BEGIN Given data

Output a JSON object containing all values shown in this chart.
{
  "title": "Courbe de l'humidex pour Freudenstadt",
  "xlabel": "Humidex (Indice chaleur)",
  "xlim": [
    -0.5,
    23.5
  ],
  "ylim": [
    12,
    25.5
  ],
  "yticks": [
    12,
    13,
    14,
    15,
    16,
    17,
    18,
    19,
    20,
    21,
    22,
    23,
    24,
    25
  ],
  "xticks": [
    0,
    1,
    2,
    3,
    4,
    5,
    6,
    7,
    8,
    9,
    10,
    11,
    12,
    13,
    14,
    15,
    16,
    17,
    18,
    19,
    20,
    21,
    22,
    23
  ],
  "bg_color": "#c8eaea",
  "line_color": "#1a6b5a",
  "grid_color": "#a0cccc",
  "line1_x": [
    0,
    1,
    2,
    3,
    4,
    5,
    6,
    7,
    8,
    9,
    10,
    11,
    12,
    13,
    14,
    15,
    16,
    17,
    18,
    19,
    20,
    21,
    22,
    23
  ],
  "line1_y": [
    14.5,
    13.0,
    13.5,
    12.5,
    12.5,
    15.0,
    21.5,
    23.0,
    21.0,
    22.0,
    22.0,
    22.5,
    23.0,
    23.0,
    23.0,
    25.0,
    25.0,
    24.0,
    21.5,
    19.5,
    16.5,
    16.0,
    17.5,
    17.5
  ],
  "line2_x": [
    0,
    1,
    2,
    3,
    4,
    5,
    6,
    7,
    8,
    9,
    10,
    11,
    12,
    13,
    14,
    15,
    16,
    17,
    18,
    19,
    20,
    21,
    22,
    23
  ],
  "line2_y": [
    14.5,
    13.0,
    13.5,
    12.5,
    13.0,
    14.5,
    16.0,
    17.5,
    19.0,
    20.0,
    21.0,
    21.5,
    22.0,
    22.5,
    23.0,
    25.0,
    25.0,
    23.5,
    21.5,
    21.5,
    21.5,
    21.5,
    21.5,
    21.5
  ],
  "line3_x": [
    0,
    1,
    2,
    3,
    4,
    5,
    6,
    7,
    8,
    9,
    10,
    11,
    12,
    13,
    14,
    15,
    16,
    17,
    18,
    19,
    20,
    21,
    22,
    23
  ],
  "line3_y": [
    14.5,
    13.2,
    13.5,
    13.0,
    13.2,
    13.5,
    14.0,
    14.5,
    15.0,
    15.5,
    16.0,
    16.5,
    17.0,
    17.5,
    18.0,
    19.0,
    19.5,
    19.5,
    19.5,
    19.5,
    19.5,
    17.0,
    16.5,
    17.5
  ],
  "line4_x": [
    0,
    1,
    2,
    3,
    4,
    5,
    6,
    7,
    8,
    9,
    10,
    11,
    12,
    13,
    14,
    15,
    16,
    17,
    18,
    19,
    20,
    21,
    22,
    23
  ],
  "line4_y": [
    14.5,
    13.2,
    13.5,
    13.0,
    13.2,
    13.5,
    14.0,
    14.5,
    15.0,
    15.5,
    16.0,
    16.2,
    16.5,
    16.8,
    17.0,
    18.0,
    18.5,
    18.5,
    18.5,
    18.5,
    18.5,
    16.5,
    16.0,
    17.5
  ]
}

END Given data

*Task prompt*: Go back to the listing above and please repeat it exactly.

*Correct answer*:
Output a JSON object containing all values shown in this chart.
{
  "title": "Courbe de l'humidex pour Freudenstadt",
  "xlabel": "Humidex (Indice chaleur)",
  "xlim": [
    -0.5,
    23.5
  ],
  "ylim": [
    12,
    25.5
  ],
  "yticks": [
    12,
    13,
    14,
    15,
    16,
    17,
    18,
    19,
    20,
    21,
    22,
    23,
    24,
    25
  ],
  "xticks": [
    0,
    1,
    2,
    3,
    4,
    5,
    6,
    7,
    8,
    9,
    10,
    11,
    12,
    13,
    14,
    15,
    16,
    17,
    18,
    19,
    20,
    21,
    22,
    23
  ],
  "bg_color": "#c8eaea",
  "line_color": "#1a6b5a",
  "grid_color": "#a0cccc",
  "line1_x": [
    0,
    1,
    2,
    3,
    4,
    5,
    6,
    7,
    8,
    9,
    10,
    11,
    12,
    13,
    14,
    15,
    16,
    17,
    18,
    19,
    20,
    21,
    22,
    23
  ],
  "line1_y": [
    14.5,
    13.0,
    13.5,
    12.5,
    12.5,
    15.0,
    21.5,
    23.0,
    21.0,
    22.0,
    22.0,
    22.5,
    23.0,
    23.0,
    23.0,
    25.0,
    25.0,
    24.0,
    21.5,
    19.5,
    16.5,
    16.0,
    17.5,
    17.5
  ],
  "line2_x": [
    0,
    1,
    2,
    3,
    4,
    5,
    6,
    7,
    8,
    9,
    10,
    11,
    12,
    13,
    14,
    15,
    16,
    17,
    18,
    19,
    20,
    21,
    22,
    23
  ],
  "line2_y": [
    14.5,
    13.0,
    13.5,
    12.5,
    13.0,
    14.5,
    16.0,
    17.5,
    19.0,
    20.0,
    21.0,
    21.5,
    22.0,
    22.5,
    23.0,
    25.0,
    25.0,
    23.5,
    21.5,
    21.5,
    21.5,
    21.5,
    21.5,
    21.5
  ],
  "line3_x": [
    0,
    1,
    2,
    3,
    4,
    5,
    6,
    7,
    8,
    9,
    10,
    11,
    12,
    13,
    14,
    15,
    16,
    17,
    18,
    19,
    20,
    21,
    22,
    23
  ],
  "line3_y": [
    14.5,
    13.2,
    13.5,
    13.0,
    13.2,
    13.5,
    14.0,
    14.5,
    15.0,
    15.5,
    16.0,
    16.5,
    17.0,
    17.5,
    18.0,
    19.0,
    19.5,
    19.5,
    19.5,
    19.5,
    19.5,
    17.0,
    16.5,
    17.5
  ],
  "line4_x": [
    0,
    1,
    2,
    3,
    4,
    5,
    6,
    7,
    8,
    9,
    10,
    11,
    12,
    13,
    14,
    15,
    16,
    17,
    18,
    19,
    20,
    21,
    22,
    23
  ],
  "line4_y": [
    14.5,
    13.2,
    13.5,
    13.0,
    13.2,
    13.5,
    14.0,
    14.5,
    15.0,
    15.5,
    16.0,
    16.2,
    16.5,
    16.8,
    17.0,
    18.0,
    18.5,
    18.5,
    18.5,
    18.5,
    18.5,
    16.5,
    16.0,
    17.5
  ]
}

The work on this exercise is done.